With "Selected" as the search word, show every line of the material that has it.

__________________________________________________

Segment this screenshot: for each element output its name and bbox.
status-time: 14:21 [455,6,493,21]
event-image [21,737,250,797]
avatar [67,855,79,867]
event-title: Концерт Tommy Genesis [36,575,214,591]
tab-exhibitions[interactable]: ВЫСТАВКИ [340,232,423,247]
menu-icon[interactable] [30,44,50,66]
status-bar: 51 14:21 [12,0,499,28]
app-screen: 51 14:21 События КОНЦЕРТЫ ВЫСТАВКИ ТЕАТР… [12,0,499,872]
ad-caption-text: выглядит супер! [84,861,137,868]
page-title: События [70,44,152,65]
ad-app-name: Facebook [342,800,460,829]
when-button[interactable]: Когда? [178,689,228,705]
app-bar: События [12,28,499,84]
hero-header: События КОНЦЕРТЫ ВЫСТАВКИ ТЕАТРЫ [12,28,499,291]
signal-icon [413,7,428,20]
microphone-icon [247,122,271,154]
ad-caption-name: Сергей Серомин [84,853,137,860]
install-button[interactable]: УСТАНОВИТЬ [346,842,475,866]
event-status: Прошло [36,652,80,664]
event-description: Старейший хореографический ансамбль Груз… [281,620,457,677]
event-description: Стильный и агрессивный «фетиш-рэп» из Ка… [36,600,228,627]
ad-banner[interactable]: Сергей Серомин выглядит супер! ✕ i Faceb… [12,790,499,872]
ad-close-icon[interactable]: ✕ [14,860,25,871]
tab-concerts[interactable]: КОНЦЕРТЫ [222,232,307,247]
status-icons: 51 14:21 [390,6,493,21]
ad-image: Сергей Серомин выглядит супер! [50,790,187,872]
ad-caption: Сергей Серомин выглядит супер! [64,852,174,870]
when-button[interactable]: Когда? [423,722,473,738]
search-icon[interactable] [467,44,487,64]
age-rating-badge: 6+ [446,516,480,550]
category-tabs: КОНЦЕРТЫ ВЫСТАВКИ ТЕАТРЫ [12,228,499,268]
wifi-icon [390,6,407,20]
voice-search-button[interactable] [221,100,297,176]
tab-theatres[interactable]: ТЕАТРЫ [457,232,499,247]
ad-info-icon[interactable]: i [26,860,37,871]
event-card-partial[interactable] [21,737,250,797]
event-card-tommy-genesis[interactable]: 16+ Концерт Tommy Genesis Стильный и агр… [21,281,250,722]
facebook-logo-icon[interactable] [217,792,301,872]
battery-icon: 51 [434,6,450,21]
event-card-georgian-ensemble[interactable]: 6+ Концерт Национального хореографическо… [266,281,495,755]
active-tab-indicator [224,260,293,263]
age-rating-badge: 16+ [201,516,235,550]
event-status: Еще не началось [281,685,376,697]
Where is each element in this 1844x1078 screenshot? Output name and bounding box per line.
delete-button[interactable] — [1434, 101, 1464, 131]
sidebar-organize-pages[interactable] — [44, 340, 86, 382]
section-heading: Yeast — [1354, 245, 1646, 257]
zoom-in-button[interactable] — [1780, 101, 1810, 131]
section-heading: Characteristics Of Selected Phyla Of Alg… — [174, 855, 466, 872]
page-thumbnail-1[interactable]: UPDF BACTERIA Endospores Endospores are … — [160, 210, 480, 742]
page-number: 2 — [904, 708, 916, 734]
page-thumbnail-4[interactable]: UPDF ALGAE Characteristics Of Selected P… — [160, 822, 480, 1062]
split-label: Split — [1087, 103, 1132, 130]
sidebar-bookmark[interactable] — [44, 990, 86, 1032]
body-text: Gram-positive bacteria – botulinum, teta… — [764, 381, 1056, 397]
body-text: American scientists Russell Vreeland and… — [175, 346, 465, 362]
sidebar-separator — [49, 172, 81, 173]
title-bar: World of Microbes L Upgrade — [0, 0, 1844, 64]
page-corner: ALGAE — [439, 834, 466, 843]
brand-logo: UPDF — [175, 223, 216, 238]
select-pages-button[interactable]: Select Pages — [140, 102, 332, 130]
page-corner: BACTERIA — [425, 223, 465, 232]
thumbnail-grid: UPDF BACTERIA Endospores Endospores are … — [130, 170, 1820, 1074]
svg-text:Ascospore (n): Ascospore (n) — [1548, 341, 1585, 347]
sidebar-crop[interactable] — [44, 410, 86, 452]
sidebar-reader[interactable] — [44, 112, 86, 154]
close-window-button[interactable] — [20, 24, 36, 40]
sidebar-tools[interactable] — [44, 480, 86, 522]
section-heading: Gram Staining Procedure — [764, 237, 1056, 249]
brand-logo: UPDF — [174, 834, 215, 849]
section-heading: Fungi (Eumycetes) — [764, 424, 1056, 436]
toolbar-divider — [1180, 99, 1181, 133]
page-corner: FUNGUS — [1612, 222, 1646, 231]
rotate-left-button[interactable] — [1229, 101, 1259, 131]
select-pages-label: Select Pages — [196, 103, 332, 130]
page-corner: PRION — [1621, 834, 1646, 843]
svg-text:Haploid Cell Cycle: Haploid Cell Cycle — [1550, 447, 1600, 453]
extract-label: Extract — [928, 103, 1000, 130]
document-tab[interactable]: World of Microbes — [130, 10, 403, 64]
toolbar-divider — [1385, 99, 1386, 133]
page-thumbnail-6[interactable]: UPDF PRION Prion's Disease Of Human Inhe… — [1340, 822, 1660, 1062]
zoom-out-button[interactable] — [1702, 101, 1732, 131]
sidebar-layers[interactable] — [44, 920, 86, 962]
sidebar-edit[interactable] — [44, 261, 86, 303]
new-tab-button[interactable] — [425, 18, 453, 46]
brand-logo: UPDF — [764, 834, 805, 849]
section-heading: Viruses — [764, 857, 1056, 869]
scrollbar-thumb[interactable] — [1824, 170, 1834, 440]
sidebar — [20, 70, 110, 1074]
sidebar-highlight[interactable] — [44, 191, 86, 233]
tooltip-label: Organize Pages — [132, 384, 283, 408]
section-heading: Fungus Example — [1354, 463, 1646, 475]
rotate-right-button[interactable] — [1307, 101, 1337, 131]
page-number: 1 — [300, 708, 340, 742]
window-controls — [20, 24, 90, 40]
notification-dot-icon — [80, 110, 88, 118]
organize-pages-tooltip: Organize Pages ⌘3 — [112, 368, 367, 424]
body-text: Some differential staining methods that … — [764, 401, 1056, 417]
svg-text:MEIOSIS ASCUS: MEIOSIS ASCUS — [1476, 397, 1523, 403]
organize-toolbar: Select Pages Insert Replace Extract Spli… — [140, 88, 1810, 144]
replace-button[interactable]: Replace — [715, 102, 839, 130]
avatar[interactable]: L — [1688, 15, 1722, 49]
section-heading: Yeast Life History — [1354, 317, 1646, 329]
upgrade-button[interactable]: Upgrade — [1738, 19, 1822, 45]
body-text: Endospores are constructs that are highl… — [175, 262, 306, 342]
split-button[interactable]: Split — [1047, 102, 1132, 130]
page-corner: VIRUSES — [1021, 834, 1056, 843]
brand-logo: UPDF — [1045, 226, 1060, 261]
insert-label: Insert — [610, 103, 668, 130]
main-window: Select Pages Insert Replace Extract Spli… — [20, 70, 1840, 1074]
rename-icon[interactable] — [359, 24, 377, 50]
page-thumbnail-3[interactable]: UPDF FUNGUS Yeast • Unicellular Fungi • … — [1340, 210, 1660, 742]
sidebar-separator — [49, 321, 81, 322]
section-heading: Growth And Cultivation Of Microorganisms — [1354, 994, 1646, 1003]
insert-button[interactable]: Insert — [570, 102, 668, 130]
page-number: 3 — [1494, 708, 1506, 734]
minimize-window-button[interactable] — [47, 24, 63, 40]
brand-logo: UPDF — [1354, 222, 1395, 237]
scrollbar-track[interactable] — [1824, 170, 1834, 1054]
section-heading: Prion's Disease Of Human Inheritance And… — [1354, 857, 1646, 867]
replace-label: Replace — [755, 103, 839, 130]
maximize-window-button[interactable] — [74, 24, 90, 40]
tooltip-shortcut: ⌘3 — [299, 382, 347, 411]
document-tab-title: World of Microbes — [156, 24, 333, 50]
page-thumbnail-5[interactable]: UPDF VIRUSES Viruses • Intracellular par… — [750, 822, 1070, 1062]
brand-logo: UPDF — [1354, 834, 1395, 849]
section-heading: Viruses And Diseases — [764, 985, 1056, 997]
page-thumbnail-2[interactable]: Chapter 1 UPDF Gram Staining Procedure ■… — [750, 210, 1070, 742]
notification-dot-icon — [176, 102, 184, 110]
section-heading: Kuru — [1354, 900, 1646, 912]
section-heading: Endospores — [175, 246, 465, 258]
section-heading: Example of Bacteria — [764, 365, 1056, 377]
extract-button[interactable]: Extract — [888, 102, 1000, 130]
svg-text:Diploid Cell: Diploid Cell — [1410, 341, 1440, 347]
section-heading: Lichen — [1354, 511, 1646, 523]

__________________________________________________

- [Response]
section-heading: Characteristics Of Selected Phyla Of Alg… — [174, 855, 466, 872]
page-thumbnail-4[interactable]: UPDF ALGAE Characteristics Of Selected P… — [160, 822, 480, 1062]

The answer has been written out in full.